Please recast the material, starting at the line that contains "option-letter-circle[interactable]: c bbox=[655, 768, 677, 790]" and ending at the line that contains "calendar-day: 18 bbox=[477, 350, 498, 366]", as a Markdown table with the columns Row and Material line, skipping any blank lines.
Begin Exercise inputs
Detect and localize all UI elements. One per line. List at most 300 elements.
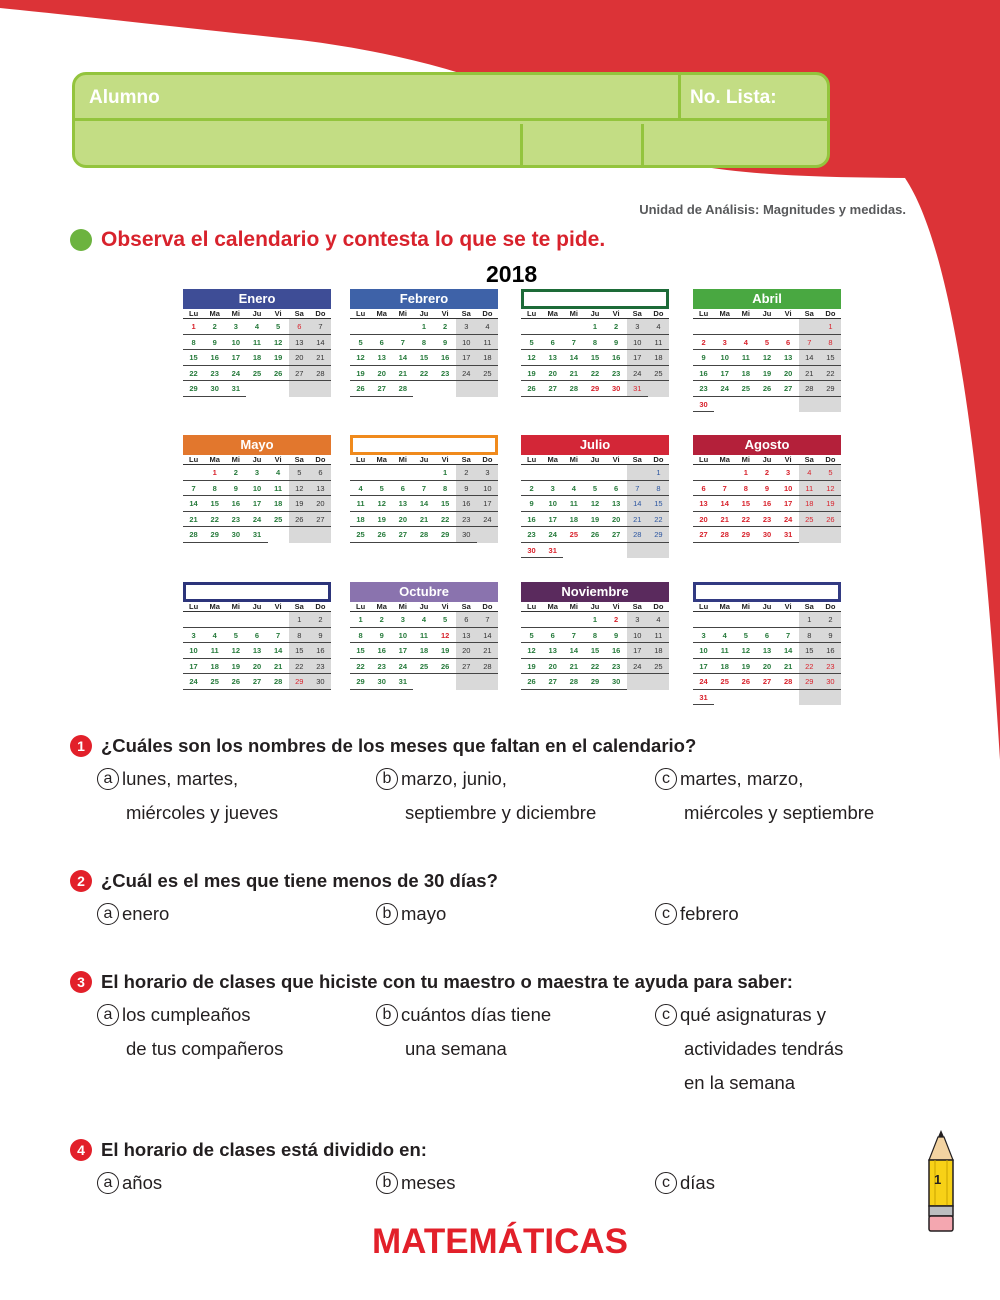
option-letter-circle[interactable]: c bbox=[655, 768, 677, 790]
calendar-day: 18 bbox=[268, 496, 289, 512]
calendar-day: 9 bbox=[225, 481, 246, 497]
calendar-day: 17 bbox=[627, 643, 648, 659]
month-grid bbox=[693, 602, 841, 705]
weekday-label: Vi bbox=[778, 309, 799, 319]
calendar-day: 2 bbox=[371, 612, 392, 628]
question-4-title bbox=[70, 1139, 427, 1161]
calendar-day: 2 bbox=[606, 612, 627, 628]
calendar-day: 29 bbox=[735, 527, 756, 543]
header-divider bbox=[678, 75, 681, 121]
calendar-day: 22 bbox=[289, 659, 310, 675]
calendar-day: 22 bbox=[735, 512, 756, 528]
calendar-day: 12 bbox=[735, 643, 756, 659]
weekday-label: Mi bbox=[392, 602, 413, 612]
calendar-day: 29 bbox=[183, 381, 204, 397]
calendar-day: 3 bbox=[183, 628, 204, 644]
option-letter-circle[interactable]: b bbox=[376, 768, 398, 790]
calendar-day: 18 bbox=[477, 350, 498, 366]
calendar-empty-cell bbox=[456, 674, 477, 690]
calendar-day: 15 bbox=[584, 643, 605, 659]
calendar-day: 18 bbox=[204, 659, 225, 675]
calendar-day: 1 bbox=[799, 612, 820, 628]
calendar-day: 15 bbox=[413, 350, 434, 366]
weekday-label: Ju bbox=[756, 602, 777, 612]
calendar-day: 17 bbox=[693, 659, 714, 675]
calendar-day: 4 bbox=[735, 335, 756, 351]
calendar-day: 8 bbox=[584, 335, 605, 351]
calendar-empty-cell bbox=[756, 612, 777, 628]
calendar-day: 12 bbox=[820, 481, 841, 497]
calendar-day: 25 bbox=[714, 674, 735, 690]
question-2-option-b[interactable] bbox=[376, 897, 446, 931]
calendar-day: 29 bbox=[289, 674, 310, 690]
calendar-empty-cell bbox=[778, 397, 799, 413]
calendar-day: 7 bbox=[714, 481, 735, 497]
calendar-day: 27 bbox=[392, 527, 413, 543]
weekday-label: Ju bbox=[584, 455, 605, 465]
calendar-day: 11 bbox=[563, 496, 584, 512]
pencil-number: 1 bbox=[934, 1172, 942, 1187]
calendar-empty-cell bbox=[606, 465, 627, 481]
weekday-label: Ju bbox=[584, 602, 605, 612]
calendar-day: 19 bbox=[521, 366, 542, 382]
weekday-label: Ma bbox=[714, 602, 735, 612]
option-text-continued: una semana bbox=[405, 1038, 507, 1059]
calendar-empty-cell bbox=[521, 319, 542, 335]
calendar-day: 2 bbox=[521, 481, 542, 497]
calendar-day: 5 bbox=[820, 465, 841, 481]
calendar-day: 28 bbox=[714, 527, 735, 543]
weekday-label: Sa bbox=[289, 309, 310, 319]
month-header: Noviembre bbox=[521, 582, 669, 602]
calendar-day: 13 bbox=[289, 335, 310, 351]
calendar-day: 22 bbox=[204, 512, 225, 528]
calendar-day: 1 bbox=[435, 465, 456, 481]
calendar-day: 14 bbox=[392, 350, 413, 366]
option-text: marzo, junio, bbox=[401, 768, 507, 789]
calendar-day: 12 bbox=[289, 481, 310, 497]
calendar-day: 24 bbox=[183, 674, 204, 690]
calendar-day: 27 bbox=[456, 659, 477, 675]
calendar-empty-cell bbox=[310, 527, 331, 543]
weekday-label: Mi bbox=[392, 455, 413, 465]
calendar-day: 8 bbox=[584, 628, 605, 644]
weekday-label: Sa bbox=[289, 455, 310, 465]
weekday-label: Do bbox=[310, 602, 331, 612]
calendar-day: 24 bbox=[627, 659, 648, 675]
calendar-day: 27 bbox=[542, 674, 563, 690]
question-1-title bbox=[70, 735, 696, 757]
calendar-day: 26 bbox=[584, 527, 605, 543]
calendar-day: 3 bbox=[246, 465, 267, 481]
calendar-day: 29 bbox=[350, 674, 371, 690]
weekday-label: Mi bbox=[563, 309, 584, 319]
calendar-day: 9 bbox=[606, 628, 627, 644]
calendar-day: 7 bbox=[392, 335, 413, 351]
question-3-option-c[interactable] bbox=[655, 998, 843, 1100]
calendar-day: 9 bbox=[756, 481, 777, 497]
calendar-day: 14 bbox=[627, 496, 648, 512]
weekday-label: Sa bbox=[456, 309, 477, 319]
calendar-day: 13 bbox=[371, 350, 392, 366]
option-letter-circle[interactable]: a bbox=[97, 903, 119, 925]
question-number-badge: 1 bbox=[70, 735, 92, 757]
question-4-option-a[interactable] bbox=[97, 1166, 162, 1200]
calendar-empty-cell bbox=[714, 612, 735, 628]
question-1-option-b[interactable] bbox=[376, 762, 596, 830]
calendar-day: 16 bbox=[606, 350, 627, 366]
calendar-day: 24 bbox=[627, 366, 648, 382]
calendar-day: 11 bbox=[350, 496, 371, 512]
calendar-day: 31 bbox=[392, 674, 413, 690]
calendar-day: 30 bbox=[456, 527, 477, 543]
calendar-day: 19 bbox=[521, 659, 542, 675]
calendar-day: 13 bbox=[392, 496, 413, 512]
calendar-day: 21 bbox=[183, 512, 204, 528]
calendar-empty-cell bbox=[268, 381, 289, 397]
calendar-day: 13 bbox=[778, 350, 799, 366]
calendar-day: 3 bbox=[477, 465, 498, 481]
calendar-day: 29 bbox=[584, 381, 605, 397]
calendar-empty-cell bbox=[371, 319, 392, 335]
option-letter-circle[interactable]: c bbox=[655, 1004, 677, 1026]
calendar-day: 16 bbox=[204, 350, 225, 366]
calendar-empty-cell bbox=[521, 612, 542, 628]
calendar-day: 8 bbox=[204, 481, 225, 497]
month-header[interactable] bbox=[693, 582, 841, 602]
calendar-empty-cell bbox=[183, 465, 204, 481]
lista-field[interactable] bbox=[644, 124, 830, 168]
alumno-field[interactable] bbox=[75, 124, 520, 168]
month-grid bbox=[693, 309, 841, 412]
calendar-day: 16 bbox=[371, 643, 392, 659]
weekday-label: Sa bbox=[456, 602, 477, 612]
calendar-empty-cell bbox=[563, 543, 584, 559]
calendar-day: 19 bbox=[350, 366, 371, 382]
month-header[interactable] bbox=[350, 435, 498, 455]
weekday-label: Ma bbox=[542, 602, 563, 612]
calendar-empty-cell bbox=[714, 690, 735, 706]
calendar-empty-cell bbox=[521, 465, 542, 481]
month-febrero bbox=[350, 289, 498, 397]
calendar-day: 6 bbox=[693, 481, 714, 497]
month-noviembre bbox=[521, 582, 669, 690]
lista-label: No. Lista: bbox=[690, 87, 777, 108]
calendar-day: 14 bbox=[563, 350, 584, 366]
calendar-day: 27 bbox=[778, 381, 799, 397]
calendar-day: 17 bbox=[225, 350, 246, 366]
calendar-day: 13 bbox=[456, 628, 477, 644]
calendar-day: 11 bbox=[714, 643, 735, 659]
calendar-empty-cell bbox=[778, 612, 799, 628]
calendar-day: 25 bbox=[799, 512, 820, 528]
weekday-label: Ma bbox=[714, 309, 735, 319]
calendar-day: 17 bbox=[477, 496, 498, 512]
weekday-label: Ma bbox=[204, 309, 225, 319]
calendar-day: 23 bbox=[225, 512, 246, 528]
calendar-day: 2 bbox=[204, 319, 225, 335]
calendar-day: 1 bbox=[183, 319, 204, 335]
weekday-label: Vi bbox=[606, 602, 627, 612]
calendar-empty-cell bbox=[563, 612, 584, 628]
weekday-label: Do bbox=[310, 309, 331, 319]
calendar-day: 24 bbox=[542, 527, 563, 543]
option-letter-circle[interactable]: a bbox=[97, 768, 119, 790]
calendar-day: 21 bbox=[268, 659, 289, 675]
month-header[interactable] bbox=[521, 289, 669, 309]
option-text: febrero bbox=[680, 903, 739, 924]
calendar-day: 4 bbox=[204, 628, 225, 644]
weekday-label: Vi bbox=[778, 602, 799, 612]
calendar-day: 31 bbox=[778, 527, 799, 543]
question-3-option-a[interactable] bbox=[97, 998, 283, 1066]
question-4-option-c[interactable] bbox=[655, 1166, 715, 1200]
calendar-empty-cell bbox=[435, 674, 456, 690]
option-letter-circle[interactable]: c bbox=[655, 903, 677, 925]
calendar-day: 11 bbox=[477, 335, 498, 351]
calendar-empty-cell bbox=[225, 612, 246, 628]
weekday-label: Sa bbox=[627, 455, 648, 465]
weekday-label: Vi bbox=[435, 455, 456, 465]
calendar-day: 15 bbox=[350, 643, 371, 659]
calendar-day: 12 bbox=[371, 496, 392, 512]
calendar-day: 7 bbox=[563, 628, 584, 644]
calendar-day: 11 bbox=[648, 628, 669, 644]
option-text: cuántos días tiene bbox=[401, 1004, 552, 1025]
calendar-empty-cell bbox=[183, 612, 204, 628]
calendar-day: 21 bbox=[778, 659, 799, 675]
weekday-label: Lu bbox=[350, 309, 371, 319]
calendar-empty-cell bbox=[392, 465, 413, 481]
calendar-day: 27 bbox=[693, 527, 714, 543]
calendar-day: 28 bbox=[563, 674, 584, 690]
calendar-day: 3 bbox=[392, 612, 413, 628]
calendar-day: 30 bbox=[606, 674, 627, 690]
weekday-label: Ju bbox=[756, 309, 777, 319]
month-enero bbox=[183, 289, 331, 397]
calendar-day: 4 bbox=[413, 612, 434, 628]
calendar-day: 13 bbox=[693, 496, 714, 512]
weekday-label: Sa bbox=[627, 602, 648, 612]
calendar-day: 23 bbox=[693, 381, 714, 397]
month-octubre bbox=[350, 582, 498, 690]
weekday-label: Vi bbox=[435, 309, 456, 319]
calendar-day: 22 bbox=[413, 366, 434, 382]
calendar-day: 8 bbox=[289, 628, 310, 644]
calendar-day: 28 bbox=[268, 674, 289, 690]
calendar-day: 30 bbox=[820, 674, 841, 690]
calendar-empty-cell bbox=[268, 612, 289, 628]
calendar-day: 9 bbox=[693, 350, 714, 366]
calendar-day: 28 bbox=[183, 527, 204, 543]
option-letter-circle[interactable]: a bbox=[97, 1004, 119, 1026]
calendar-empty-cell bbox=[756, 319, 777, 335]
calendar-day: 16 bbox=[310, 643, 331, 659]
calendar-day: 19 bbox=[584, 512, 605, 528]
calendar-day: 14 bbox=[310, 335, 331, 351]
question-2-option-c[interactable] bbox=[655, 897, 739, 931]
calendar-day: 25 bbox=[350, 527, 371, 543]
weekday-label: Lu bbox=[521, 455, 542, 465]
calendar-day: 6 bbox=[778, 335, 799, 351]
calendar-day: 11 bbox=[413, 628, 434, 644]
weekday-label: Mi bbox=[735, 455, 756, 465]
calendar-empty-cell bbox=[477, 674, 498, 690]
month-grid bbox=[521, 602, 669, 690]
calendar-day: 26 bbox=[268, 366, 289, 382]
weekday-label: Lu bbox=[693, 602, 714, 612]
calendar-day: 1 bbox=[350, 612, 371, 628]
question-2-option-a[interactable] bbox=[97, 897, 169, 931]
calendar-day: 14 bbox=[563, 643, 584, 659]
calendar-day: 20 bbox=[606, 512, 627, 528]
question-4-option-b[interactable] bbox=[376, 1166, 456, 1200]
calendar-day: 21 bbox=[413, 512, 434, 528]
calendar-day: 11 bbox=[204, 643, 225, 659]
weekday-label: Lu bbox=[350, 602, 371, 612]
question-3-option-b[interactable] bbox=[376, 998, 551, 1066]
calendar-day: 8 bbox=[413, 335, 434, 351]
calendar-empty-cell bbox=[289, 527, 310, 543]
calendar-day: 22 bbox=[183, 366, 204, 382]
option-letter-circle[interactable]: c bbox=[655, 1172, 677, 1194]
calendar-day: 9 bbox=[606, 335, 627, 351]
month-grid bbox=[183, 602, 331, 690]
calendar-day: 14 bbox=[778, 643, 799, 659]
month-header[interactable] bbox=[183, 582, 331, 602]
calendar-day: 18 bbox=[563, 512, 584, 528]
calendar-day: 12 bbox=[521, 350, 542, 366]
calendar-day: 25 bbox=[563, 527, 584, 543]
question-1-option-a[interactable] bbox=[97, 762, 278, 830]
calendar-day: 21 bbox=[799, 366, 820, 382]
calendar-day: 4 bbox=[477, 319, 498, 335]
calendar-day: 2 bbox=[606, 319, 627, 335]
calendar-day: 28 bbox=[392, 381, 413, 397]
calendar-day: 24 bbox=[246, 512, 267, 528]
calendar-empty-cell bbox=[648, 381, 669, 397]
calendar-day: 1 bbox=[289, 612, 310, 628]
calendar-day: 5 bbox=[435, 612, 456, 628]
weekday-label: Ju bbox=[756, 455, 777, 465]
calendar-day: 19 bbox=[820, 496, 841, 512]
weekday-label: Lu bbox=[693, 455, 714, 465]
calendar-day: 30 bbox=[225, 527, 246, 543]
weekday-label: Ma bbox=[714, 455, 735, 465]
calendar-day: 7 bbox=[477, 612, 498, 628]
month-grid bbox=[693, 455, 841, 543]
calendar-day: 7 bbox=[799, 335, 820, 351]
month-grid bbox=[350, 602, 498, 690]
question-1-option-c[interactable] bbox=[655, 762, 874, 830]
calendar-day: 9 bbox=[820, 628, 841, 644]
calendar-day: 27 bbox=[310, 512, 331, 528]
calendar-empty-cell bbox=[350, 319, 371, 335]
calendar-day: 29 bbox=[799, 674, 820, 690]
calendar-day: 27 bbox=[371, 381, 392, 397]
calendar-empty-cell bbox=[606, 543, 627, 559]
calendar-day: 21 bbox=[563, 659, 584, 675]
calendar-day: 24 bbox=[778, 512, 799, 528]
calendar-day: 31 bbox=[225, 381, 246, 397]
calendar-empty-cell bbox=[477, 527, 498, 543]
calendar-day: 23 bbox=[371, 659, 392, 675]
calendar-empty-cell bbox=[477, 381, 498, 397]
calendar-day: 25 bbox=[735, 381, 756, 397]
calendar-empty-cell bbox=[735, 690, 756, 706]
option-letter-circle[interactable]: b bbox=[376, 1004, 398, 1026]
calendar-day: 1 bbox=[735, 465, 756, 481]
calendar-day: 20 bbox=[778, 366, 799, 382]
calendar-day: 29 bbox=[435, 527, 456, 543]
question-number-badge: 4 bbox=[70, 1139, 92, 1161]
calendar-empty-cell bbox=[756, 690, 777, 706]
calendar-day: 31 bbox=[693, 690, 714, 706]
option-letter-circle[interactable]: b bbox=[376, 1172, 398, 1194]
calendar-day: 19 bbox=[289, 496, 310, 512]
option-letter-circle[interactable]: a bbox=[97, 1172, 119, 1194]
option-text-continued: en la semana bbox=[684, 1072, 796, 1093]
calendar-day: 7 bbox=[268, 628, 289, 644]
calendar-day: 10 bbox=[714, 350, 735, 366]
calendar-day: 3 bbox=[456, 319, 477, 335]
calendar-day: 11 bbox=[268, 481, 289, 497]
calendar-day: 5 bbox=[371, 481, 392, 497]
calendar-day: 5 bbox=[584, 481, 605, 497]
weekday-label: Vi bbox=[435, 602, 456, 612]
calendar-empty-cell bbox=[693, 319, 714, 335]
weekday-label: Ma bbox=[371, 602, 392, 612]
weekday-label: Ju bbox=[246, 455, 267, 465]
grupo-field[interactable] bbox=[523, 124, 641, 168]
month-grid bbox=[350, 455, 498, 543]
calendar-day: 15 bbox=[799, 643, 820, 659]
calendar-empty-cell bbox=[413, 674, 434, 690]
calendar-day: 6 bbox=[246, 628, 267, 644]
calendar-day: 28 bbox=[310, 366, 331, 382]
weekday-label: Ma bbox=[204, 455, 225, 465]
option-letter-circle[interactable]: b bbox=[376, 903, 398, 925]
calendar-day: 27 bbox=[606, 527, 627, 543]
calendar-day: 6 bbox=[456, 612, 477, 628]
calendar-day: 22 bbox=[435, 512, 456, 528]
calendar-empty-cell bbox=[820, 527, 841, 543]
calendar-day: 21 bbox=[477, 643, 498, 659]
weekday-label: Lu bbox=[183, 602, 204, 612]
calendar-day: 6 bbox=[542, 628, 563, 644]
calendar-day: 5 bbox=[521, 335, 542, 351]
calendar-day: 22 bbox=[584, 366, 605, 382]
calendar-day: 1 bbox=[820, 319, 841, 335]
calendar-day: 7 bbox=[183, 481, 204, 497]
calendar-day: 3 bbox=[627, 612, 648, 628]
calendar-day: 9 bbox=[435, 335, 456, 351]
calendar-day: 13 bbox=[246, 643, 267, 659]
question-2-title bbox=[70, 870, 498, 892]
weekday-label: Lu bbox=[521, 309, 542, 319]
calendar-empty-cell bbox=[756, 397, 777, 413]
calendar-day: 14 bbox=[183, 496, 204, 512]
calendar-day: 19 bbox=[735, 659, 756, 675]
calendar-day: 28 bbox=[799, 381, 820, 397]
calendar-day: 2 bbox=[435, 319, 456, 335]
calendar-empty-cell bbox=[648, 543, 669, 559]
calendar-day: 5 bbox=[289, 465, 310, 481]
calendar-empty-cell bbox=[289, 381, 310, 397]
weekday-label: Mi bbox=[563, 602, 584, 612]
calendar-day: 20 bbox=[756, 659, 777, 675]
calendar-day: 23 bbox=[435, 366, 456, 382]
End Exercise inputs
> [Finished answer]
| Row | Material line |
|---|---|
| 1 | option-letter-circle[interactable]: c bbox=[655, 768, 677, 790] |
| 2 | calendar-day: 18 bbox=[268, 496, 289, 512] |
| 3 | calendar-day: 9 bbox=[225, 481, 246, 497] |
| 4 | calendar-day: 17 bbox=[627, 643, 648, 659] |
| 5 | month-grid bbox=[693, 602, 841, 705] |
| 6 | weekday-label: Vi bbox=[778, 309, 799, 319] |
| 7 | calendar-day: 2 bbox=[371, 612, 392, 628] |
| 8 | question-4-title bbox=[70, 1139, 427, 1161] |
| 9 | calendar-day: 2 bbox=[606, 612, 627, 628] |
| 10 | calendar-day: 29 bbox=[735, 527, 756, 543] |
| 11 | header-divider bbox=[678, 75, 681, 121] |
| 12 | calendar-day: 22 bbox=[289, 659, 310, 675] |
| 13 | calendar-day: 22 bbox=[735, 512, 756, 528] |
| 14 | calendar-day: 12 bbox=[735, 643, 756, 659] |
| 15 | weekday-label: Mi bbox=[392, 602, 413, 612] |
| 16 | calendar-day: 29 bbox=[183, 381, 204, 397] |
| 17 | calendar-day: 3 bbox=[183, 628, 204, 644] |
| 18 | option-letter-circle[interactable]: b bbox=[376, 768, 398, 790] |
| 19 | calendar-day: 18 bbox=[477, 350, 498, 366] |